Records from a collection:
== == ==

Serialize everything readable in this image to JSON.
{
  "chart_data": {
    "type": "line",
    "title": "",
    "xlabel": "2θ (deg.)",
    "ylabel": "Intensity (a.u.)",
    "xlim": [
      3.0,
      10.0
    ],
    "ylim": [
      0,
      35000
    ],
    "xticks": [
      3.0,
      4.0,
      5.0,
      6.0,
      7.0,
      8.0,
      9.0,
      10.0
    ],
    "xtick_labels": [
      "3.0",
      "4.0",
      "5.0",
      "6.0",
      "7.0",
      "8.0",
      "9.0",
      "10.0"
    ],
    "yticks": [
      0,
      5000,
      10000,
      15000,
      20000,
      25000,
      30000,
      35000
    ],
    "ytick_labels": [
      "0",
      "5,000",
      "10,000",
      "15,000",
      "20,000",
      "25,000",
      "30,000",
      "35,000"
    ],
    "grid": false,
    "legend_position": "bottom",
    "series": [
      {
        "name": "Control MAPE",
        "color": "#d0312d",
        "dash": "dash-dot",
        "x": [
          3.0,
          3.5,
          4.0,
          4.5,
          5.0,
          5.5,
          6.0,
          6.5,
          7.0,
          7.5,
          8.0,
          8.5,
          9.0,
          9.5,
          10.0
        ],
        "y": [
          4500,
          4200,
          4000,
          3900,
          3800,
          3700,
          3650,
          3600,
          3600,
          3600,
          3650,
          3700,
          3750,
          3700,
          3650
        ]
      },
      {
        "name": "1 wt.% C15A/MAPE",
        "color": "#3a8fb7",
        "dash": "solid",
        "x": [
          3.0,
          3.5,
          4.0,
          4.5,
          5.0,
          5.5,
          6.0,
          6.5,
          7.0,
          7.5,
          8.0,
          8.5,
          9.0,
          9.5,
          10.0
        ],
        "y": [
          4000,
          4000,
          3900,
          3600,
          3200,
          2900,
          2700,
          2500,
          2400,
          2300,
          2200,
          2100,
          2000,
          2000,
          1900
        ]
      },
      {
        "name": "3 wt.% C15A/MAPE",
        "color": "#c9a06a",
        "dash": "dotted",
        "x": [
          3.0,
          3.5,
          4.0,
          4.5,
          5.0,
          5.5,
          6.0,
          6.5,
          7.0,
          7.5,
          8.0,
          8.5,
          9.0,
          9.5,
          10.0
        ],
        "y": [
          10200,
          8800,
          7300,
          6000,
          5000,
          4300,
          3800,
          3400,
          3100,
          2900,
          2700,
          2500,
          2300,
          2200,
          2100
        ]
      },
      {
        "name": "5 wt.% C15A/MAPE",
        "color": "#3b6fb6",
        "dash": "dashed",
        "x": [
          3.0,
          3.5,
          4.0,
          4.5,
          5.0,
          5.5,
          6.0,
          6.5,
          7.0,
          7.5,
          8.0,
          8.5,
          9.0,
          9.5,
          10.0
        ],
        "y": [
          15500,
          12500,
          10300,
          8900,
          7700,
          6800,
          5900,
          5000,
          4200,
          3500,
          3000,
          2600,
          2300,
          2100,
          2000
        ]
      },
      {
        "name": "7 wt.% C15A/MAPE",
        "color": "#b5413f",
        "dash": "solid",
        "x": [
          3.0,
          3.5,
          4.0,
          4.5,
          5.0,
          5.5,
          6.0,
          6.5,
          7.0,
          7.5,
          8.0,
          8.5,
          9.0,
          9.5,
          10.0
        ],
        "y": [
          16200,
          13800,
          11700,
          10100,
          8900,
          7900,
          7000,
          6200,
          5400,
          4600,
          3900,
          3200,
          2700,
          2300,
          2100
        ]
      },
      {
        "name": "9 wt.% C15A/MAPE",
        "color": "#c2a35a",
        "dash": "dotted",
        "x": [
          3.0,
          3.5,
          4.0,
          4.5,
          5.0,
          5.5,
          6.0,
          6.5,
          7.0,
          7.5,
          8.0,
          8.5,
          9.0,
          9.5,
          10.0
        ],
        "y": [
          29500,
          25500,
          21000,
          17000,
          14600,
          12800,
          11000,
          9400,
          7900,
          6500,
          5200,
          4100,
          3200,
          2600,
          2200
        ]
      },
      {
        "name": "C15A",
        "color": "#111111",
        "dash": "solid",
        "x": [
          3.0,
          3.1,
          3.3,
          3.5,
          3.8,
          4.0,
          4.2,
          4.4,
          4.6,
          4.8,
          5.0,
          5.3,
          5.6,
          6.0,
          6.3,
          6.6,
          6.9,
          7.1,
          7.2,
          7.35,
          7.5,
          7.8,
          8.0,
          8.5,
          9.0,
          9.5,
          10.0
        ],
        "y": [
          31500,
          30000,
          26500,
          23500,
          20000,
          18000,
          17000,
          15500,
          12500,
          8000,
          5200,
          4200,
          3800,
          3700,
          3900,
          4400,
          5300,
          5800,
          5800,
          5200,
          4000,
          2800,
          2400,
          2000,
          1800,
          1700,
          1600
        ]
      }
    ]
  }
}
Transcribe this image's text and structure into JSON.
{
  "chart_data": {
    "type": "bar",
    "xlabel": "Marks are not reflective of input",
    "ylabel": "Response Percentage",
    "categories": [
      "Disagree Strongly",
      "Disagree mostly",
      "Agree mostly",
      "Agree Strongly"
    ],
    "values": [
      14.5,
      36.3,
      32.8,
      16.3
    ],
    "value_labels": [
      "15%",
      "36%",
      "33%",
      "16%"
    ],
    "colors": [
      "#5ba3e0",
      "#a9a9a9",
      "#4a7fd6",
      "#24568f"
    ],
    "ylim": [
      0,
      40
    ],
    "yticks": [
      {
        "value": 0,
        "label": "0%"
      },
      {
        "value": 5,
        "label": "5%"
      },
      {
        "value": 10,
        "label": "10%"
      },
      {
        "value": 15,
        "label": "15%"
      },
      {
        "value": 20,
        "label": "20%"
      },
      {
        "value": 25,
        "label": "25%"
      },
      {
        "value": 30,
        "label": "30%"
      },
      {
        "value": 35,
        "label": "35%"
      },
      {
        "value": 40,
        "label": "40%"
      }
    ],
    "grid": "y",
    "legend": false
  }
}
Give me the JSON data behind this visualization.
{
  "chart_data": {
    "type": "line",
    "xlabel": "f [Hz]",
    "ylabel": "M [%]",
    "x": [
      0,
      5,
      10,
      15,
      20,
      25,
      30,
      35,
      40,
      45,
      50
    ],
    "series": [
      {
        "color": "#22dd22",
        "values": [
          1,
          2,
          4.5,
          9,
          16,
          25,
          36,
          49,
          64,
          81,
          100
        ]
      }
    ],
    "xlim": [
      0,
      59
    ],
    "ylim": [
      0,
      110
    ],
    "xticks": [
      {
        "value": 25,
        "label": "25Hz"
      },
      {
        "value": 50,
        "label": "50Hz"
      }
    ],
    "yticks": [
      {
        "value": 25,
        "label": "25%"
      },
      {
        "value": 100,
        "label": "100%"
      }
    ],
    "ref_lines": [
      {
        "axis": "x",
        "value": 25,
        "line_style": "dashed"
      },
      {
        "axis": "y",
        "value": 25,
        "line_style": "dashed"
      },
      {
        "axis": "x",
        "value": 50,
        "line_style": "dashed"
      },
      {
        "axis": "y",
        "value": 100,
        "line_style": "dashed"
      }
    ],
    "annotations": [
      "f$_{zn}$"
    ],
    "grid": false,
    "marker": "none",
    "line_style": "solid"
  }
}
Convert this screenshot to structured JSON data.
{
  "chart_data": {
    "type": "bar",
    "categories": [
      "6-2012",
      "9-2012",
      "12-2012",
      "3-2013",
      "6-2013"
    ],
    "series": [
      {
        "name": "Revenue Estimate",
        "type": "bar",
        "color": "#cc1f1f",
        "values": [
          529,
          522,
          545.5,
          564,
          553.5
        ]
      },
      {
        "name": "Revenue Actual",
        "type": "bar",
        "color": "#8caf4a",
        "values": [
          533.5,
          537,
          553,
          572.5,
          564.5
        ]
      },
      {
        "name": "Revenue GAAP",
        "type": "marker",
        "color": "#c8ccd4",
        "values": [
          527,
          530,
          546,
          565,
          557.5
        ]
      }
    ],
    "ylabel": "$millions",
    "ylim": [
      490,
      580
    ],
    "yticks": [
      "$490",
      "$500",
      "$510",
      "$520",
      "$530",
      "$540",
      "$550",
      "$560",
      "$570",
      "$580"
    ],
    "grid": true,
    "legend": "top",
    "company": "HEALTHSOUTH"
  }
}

== == ==

Your task:
Copy each line of the listing that contains the string "name".

Output of the task:
        "name": "Control MAPE",
        "name": "1 wt.% C15A/MAPE",
        "name": "3 wt.% C15A/MAPE",
        "name": "5 wt.% C15A/MAPE",
        "name": "7 wt.% C15A/MAPE",
        "name": "9 wt.% C15A/MAPE",
        "name": "C15A",
        "name": "Revenue Estimate",
        "name": "Revenue Actual",
        "name": "Revenue GAAP",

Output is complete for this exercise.